+++ SUPPLIED INFORMATION +++
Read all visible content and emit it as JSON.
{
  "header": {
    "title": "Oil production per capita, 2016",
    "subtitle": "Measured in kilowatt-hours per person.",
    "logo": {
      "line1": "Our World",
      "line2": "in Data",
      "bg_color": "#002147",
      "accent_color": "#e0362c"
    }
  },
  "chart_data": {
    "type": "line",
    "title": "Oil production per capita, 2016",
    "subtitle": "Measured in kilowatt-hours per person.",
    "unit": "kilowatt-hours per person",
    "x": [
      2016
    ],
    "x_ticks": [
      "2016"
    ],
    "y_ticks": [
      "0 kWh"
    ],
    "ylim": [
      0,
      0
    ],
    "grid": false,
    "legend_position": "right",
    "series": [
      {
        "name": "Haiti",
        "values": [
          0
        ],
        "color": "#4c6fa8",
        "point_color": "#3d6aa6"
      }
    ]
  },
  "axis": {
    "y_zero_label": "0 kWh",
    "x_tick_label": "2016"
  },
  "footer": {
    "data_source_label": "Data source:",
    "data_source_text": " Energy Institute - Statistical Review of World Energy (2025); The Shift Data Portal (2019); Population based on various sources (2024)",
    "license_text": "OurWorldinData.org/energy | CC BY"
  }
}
+++
» **GOAL**
All of the records must be repeated exactly.

» **TASK OUTPUT**
Read all visible content and emit it as JSON.
{
  "header": {
    "title": "Oil production per capita, 2016",
    "subtitle": "Measured in kilowatt-hours per person.",
    "logo": {
      "line1": "Our World",
      "line2": "in Data",
      "bg_color": "#002147",
      "accent_color": "#e0362c"
    }
  },
  "chart_data": {
    "type": "line",
    "title": "Oil production per capita, 2016",
    "subtitle": "Measured in kilowatt-hours per person.",
    "unit": "kilowatt-hours per person",
    "x": [
      2016
    ],
    "x_ticks": [
      "2016"
    ],
    "y_ticks": [
      "0 kWh"
    ],
    "ylim": [
      0,
      0
    ],
    "grid": false,
    "legend_position": "right",
    "series": [
      {
        "name": "Haiti",
        "values": [
          0
        ],
        "color": "#4c6fa8",
        "point_color": "#3d6aa6"
      }
    ]
  },
  "axis": {
    "y_zero_label": "0 kWh",
    "x_tick_label": "2016"
  },
  "footer": {
    "data_source_label": "Data source:",
    "data_source_text": " Energy Institute - Statistical Review of World Energy (2025); The Shift Data Portal (2019); Population based on various sources (2024)",
    "license_text": "OurWorldinData.org/energy | CC BY"
  }
}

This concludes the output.